EXERCISE INPUTS |
╭──

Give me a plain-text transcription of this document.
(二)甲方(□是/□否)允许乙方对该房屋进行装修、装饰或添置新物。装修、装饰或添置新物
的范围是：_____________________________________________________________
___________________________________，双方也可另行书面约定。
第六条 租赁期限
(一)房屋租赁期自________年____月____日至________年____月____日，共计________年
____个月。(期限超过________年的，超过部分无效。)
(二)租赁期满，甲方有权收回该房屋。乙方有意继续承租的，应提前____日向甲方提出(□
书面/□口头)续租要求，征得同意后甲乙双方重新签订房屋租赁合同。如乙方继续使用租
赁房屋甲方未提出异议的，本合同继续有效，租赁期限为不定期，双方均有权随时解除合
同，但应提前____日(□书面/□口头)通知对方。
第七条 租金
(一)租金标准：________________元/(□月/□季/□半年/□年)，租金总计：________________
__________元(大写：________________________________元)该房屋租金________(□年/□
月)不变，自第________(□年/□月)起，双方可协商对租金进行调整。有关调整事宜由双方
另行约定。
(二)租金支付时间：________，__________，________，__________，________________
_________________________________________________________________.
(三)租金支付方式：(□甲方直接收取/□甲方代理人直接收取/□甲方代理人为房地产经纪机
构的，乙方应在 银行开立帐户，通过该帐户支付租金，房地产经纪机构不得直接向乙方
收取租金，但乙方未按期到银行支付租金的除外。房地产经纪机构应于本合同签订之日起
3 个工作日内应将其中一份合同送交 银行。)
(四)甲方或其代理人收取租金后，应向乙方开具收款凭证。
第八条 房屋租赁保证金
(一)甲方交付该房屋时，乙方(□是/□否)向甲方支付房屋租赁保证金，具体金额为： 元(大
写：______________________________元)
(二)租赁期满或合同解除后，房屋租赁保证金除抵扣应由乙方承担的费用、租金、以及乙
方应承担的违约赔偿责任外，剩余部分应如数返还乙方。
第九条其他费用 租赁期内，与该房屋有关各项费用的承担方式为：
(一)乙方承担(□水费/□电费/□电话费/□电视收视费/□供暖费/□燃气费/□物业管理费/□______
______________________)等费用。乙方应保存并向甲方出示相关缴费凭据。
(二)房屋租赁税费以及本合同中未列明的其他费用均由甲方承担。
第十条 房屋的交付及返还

╰──

YOUR TASK | The records above must be repeated exactly, every one of them.

WRITTEN SOLUTION |
Give me a plain-text transcription of this document.
(二)甲方(□是/□否)允许乙方对该房屋进行装修、装饰或添置新物。装修、装饰或添置新物
的范围是：_____________________________________________________________
___________________________________，双方也可另行书面约定。
第六条 租赁期限
(一)房屋租赁期自________年____月____日至________年____月____日，共计________年
____个月。(期限超过________年的，超过部分无效。)
(二)租赁期满，甲方有权收回该房屋。乙方有意继续承租的，应提前____日向甲方提出(□
书面/□口头)续租要求，征得同意后甲乙双方重新签订房屋租赁合同。如乙方继续使用租
赁房屋甲方未提出异议的，本合同继续有效，租赁期限为不定期，双方均有权随时解除合
同，但应提前____日(□书面/□口头)通知对方。
第七条 租金
(一)租金标准：________________元/(□月/□季/□半年/□年)，租金总计：________________
__________元(大写：________________________________元)该房屋租金________(□年/□
月)不变，自第________(□年/□月)起，双方可协商对租金进行调整。有关调整事宜由双方
另行约定。
(二)租金支付时间：________，__________，________，__________，________________
_________________________________________________________________.
(三)租金支付方式：(□甲方直接收取/□甲方代理人直接收取/□甲方代理人为房地产经纪机
构的，乙方应在 银行开立帐户，通过该帐户支付租金，房地产经纪机构不得直接向乙方
收取租金，但乙方未按期到银行支付租金的除外。房地产经纪机构应于本合同签订之日起
3 个工作日内应将其中一份合同送交 银行。)
(四)甲方或其代理人收取租金后，应向乙方开具收款凭证。
第八条 房屋租赁保证金
(一)甲方交付该房屋时，乙方(□是/□否)向甲方支付房屋租赁保证金，具体金额为： 元(大
写：______________________________元)
(二)租赁期满或合同解除后，房屋租赁保证金除抵扣应由乙方承担的费用、租金、以及乙
方应承担的违约赔偿责任外，剩余部分应如数返还乙方。
第九条其他费用 租赁期内，与该房屋有关各项费用的承担方式为：
(一)乙方承担(□水费/□电费/□电话费/□电视收视费/□供暖费/□燃气费/□物业管理费/□______
______________________)等费用。乙方应保存并向甲方出示相关缴费凭据。
(二)房屋租赁税费以及本合同中未列明的其他费用均由甲方承担。
第十条 房屋的交付及返还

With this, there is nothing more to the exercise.